◆ Data to use

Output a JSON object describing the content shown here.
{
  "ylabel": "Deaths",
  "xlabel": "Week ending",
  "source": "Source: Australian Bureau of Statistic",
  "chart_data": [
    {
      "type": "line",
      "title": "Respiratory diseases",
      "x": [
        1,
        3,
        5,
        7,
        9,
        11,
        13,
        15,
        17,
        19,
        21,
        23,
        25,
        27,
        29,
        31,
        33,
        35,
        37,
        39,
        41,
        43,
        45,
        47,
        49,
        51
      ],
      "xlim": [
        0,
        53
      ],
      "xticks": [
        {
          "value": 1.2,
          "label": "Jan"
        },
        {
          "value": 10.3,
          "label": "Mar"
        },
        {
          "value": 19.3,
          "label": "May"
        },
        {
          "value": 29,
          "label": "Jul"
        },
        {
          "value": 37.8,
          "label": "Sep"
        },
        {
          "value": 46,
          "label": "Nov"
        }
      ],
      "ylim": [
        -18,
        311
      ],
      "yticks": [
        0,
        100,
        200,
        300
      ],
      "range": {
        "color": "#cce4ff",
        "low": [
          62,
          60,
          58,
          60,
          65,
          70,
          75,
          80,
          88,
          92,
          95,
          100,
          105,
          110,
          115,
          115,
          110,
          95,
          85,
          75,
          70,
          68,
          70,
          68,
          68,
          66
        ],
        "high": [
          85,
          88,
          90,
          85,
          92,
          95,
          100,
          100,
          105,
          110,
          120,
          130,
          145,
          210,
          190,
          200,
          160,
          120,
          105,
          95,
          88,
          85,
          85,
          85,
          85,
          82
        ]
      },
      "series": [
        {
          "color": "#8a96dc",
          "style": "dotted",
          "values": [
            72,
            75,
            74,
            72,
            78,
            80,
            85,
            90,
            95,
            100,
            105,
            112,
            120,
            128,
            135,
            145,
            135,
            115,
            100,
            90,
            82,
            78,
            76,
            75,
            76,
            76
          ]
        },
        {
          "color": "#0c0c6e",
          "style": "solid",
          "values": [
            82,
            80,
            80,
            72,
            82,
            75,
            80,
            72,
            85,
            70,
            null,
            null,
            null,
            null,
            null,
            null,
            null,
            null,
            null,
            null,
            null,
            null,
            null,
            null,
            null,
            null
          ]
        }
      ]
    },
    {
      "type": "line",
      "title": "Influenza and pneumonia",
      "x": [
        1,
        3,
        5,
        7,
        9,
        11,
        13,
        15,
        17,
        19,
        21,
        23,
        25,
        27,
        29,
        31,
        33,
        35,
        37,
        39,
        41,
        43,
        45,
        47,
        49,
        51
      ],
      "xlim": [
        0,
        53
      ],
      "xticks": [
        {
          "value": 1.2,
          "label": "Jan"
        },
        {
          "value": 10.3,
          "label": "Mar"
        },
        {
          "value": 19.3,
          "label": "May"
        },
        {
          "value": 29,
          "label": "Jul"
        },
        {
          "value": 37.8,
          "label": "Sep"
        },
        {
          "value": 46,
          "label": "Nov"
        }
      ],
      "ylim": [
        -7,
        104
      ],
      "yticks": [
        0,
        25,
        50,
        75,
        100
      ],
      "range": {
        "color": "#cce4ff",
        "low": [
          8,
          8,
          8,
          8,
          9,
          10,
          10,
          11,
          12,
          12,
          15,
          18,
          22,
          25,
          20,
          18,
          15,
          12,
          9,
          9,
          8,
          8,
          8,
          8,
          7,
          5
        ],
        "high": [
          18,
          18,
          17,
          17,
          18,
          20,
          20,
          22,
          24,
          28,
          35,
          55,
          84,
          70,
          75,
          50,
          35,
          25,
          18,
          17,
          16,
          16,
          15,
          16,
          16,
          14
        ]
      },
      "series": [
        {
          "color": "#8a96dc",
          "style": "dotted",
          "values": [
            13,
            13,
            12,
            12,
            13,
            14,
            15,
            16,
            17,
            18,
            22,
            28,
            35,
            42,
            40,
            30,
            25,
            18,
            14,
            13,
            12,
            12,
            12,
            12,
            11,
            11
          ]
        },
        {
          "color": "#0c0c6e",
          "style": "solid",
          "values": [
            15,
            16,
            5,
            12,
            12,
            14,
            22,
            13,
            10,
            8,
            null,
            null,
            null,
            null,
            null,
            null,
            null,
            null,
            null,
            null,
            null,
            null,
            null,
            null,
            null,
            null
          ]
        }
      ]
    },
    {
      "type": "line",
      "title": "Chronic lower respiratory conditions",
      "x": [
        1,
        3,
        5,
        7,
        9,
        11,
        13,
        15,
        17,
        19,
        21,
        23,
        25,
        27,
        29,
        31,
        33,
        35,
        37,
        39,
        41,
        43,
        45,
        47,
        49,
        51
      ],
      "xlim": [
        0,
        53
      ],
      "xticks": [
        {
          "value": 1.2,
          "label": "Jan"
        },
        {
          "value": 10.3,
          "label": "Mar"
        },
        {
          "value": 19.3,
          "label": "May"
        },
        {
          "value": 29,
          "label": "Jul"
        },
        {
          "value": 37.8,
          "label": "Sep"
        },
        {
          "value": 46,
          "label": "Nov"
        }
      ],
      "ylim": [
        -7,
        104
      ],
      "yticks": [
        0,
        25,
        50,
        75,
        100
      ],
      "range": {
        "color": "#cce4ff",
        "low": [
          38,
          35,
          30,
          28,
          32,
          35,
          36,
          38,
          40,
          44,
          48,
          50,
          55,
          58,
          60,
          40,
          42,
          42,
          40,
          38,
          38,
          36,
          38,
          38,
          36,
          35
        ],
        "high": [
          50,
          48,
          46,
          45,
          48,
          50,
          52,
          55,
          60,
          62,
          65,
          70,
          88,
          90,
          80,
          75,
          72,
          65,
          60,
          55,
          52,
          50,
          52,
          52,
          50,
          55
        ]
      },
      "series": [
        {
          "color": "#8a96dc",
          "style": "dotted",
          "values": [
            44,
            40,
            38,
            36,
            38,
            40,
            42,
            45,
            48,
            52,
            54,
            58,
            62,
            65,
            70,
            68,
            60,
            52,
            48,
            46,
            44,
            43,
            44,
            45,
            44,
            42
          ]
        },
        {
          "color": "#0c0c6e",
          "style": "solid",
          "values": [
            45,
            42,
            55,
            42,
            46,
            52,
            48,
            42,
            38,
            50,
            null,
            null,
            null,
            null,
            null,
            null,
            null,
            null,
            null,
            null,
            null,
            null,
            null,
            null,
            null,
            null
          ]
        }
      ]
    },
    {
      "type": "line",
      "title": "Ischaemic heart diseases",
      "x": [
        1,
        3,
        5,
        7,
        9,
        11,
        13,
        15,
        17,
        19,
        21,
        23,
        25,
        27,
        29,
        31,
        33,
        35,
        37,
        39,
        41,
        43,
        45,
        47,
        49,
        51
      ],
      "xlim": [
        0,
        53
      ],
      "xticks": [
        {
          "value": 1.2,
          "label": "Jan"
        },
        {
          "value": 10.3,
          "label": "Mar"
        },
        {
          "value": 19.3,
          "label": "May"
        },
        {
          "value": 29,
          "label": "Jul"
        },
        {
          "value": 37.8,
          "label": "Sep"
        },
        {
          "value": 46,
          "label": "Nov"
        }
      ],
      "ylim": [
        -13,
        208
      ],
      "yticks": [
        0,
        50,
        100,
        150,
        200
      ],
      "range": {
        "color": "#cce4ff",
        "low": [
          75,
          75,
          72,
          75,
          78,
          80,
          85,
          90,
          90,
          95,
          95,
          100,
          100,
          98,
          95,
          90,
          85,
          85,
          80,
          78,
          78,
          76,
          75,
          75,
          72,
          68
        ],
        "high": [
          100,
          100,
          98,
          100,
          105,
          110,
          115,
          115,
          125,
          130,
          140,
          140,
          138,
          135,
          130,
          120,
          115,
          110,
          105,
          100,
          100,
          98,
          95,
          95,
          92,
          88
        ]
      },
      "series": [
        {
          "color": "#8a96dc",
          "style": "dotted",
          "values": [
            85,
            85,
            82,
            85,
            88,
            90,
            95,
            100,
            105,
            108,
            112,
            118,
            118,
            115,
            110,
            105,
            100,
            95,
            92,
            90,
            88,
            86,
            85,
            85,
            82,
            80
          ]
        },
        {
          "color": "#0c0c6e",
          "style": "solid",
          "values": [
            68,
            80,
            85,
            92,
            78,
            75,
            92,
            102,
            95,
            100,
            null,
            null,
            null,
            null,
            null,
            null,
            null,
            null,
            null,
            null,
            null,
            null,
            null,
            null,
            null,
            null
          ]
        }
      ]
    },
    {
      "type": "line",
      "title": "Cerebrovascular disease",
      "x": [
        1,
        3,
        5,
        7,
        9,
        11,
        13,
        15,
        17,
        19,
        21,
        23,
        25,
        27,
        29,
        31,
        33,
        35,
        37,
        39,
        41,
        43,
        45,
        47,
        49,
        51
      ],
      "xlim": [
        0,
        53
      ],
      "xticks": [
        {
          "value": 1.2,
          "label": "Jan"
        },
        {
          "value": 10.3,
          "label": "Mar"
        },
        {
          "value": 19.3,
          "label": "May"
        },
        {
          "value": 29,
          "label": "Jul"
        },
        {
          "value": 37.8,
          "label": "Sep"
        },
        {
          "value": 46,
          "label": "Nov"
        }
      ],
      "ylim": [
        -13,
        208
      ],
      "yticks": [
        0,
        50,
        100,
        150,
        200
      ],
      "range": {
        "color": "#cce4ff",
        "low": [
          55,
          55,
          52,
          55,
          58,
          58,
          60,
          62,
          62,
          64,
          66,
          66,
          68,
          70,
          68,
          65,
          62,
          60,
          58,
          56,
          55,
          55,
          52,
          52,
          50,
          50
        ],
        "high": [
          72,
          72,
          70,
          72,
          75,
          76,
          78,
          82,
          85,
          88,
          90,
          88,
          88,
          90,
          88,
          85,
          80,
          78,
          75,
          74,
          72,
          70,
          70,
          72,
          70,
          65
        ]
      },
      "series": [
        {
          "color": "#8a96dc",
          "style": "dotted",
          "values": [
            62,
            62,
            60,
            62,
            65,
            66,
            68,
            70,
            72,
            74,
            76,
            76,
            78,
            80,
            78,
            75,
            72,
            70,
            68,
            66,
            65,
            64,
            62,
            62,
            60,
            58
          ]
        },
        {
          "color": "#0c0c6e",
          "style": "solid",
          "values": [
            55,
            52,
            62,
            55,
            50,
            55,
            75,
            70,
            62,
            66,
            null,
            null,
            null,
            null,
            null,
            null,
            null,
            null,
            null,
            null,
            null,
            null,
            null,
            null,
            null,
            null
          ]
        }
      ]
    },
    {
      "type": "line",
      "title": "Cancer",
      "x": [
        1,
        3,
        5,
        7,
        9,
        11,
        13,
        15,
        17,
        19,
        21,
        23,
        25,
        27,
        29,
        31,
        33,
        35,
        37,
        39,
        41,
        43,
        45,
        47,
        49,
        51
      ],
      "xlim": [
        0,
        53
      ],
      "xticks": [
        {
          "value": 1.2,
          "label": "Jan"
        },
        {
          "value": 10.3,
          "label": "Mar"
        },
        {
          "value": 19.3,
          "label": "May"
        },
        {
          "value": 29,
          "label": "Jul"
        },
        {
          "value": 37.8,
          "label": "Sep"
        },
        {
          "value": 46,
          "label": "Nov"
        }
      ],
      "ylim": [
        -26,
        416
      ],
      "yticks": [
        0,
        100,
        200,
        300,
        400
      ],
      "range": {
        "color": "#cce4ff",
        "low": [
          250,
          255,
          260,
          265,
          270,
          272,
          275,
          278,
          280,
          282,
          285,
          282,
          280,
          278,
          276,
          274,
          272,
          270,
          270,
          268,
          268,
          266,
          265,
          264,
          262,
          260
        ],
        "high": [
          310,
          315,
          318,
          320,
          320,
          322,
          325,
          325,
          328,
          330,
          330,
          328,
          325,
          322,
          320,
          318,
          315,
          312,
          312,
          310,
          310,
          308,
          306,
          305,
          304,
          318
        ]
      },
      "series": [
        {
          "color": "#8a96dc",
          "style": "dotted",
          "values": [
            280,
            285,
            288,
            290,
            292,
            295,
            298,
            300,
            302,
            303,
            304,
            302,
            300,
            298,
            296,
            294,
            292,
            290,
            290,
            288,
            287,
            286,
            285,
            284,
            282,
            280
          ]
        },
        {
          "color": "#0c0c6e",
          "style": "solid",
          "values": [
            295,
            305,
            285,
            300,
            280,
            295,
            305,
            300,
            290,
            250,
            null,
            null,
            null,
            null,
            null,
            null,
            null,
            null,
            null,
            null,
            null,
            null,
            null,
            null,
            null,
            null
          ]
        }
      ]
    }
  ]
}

◆ Task prompt
Check each line above for the string "title" and show the ones that have it.

◆ Task output
      "title": "Respiratory diseases",
      "title": "Influenza and pneumonia",
      "title": "Chronic lower respiratory conditions",
      "title": "Ischaemic heart diseases",
      "title": "Cerebrovascular disease",
      "title": "Cancer",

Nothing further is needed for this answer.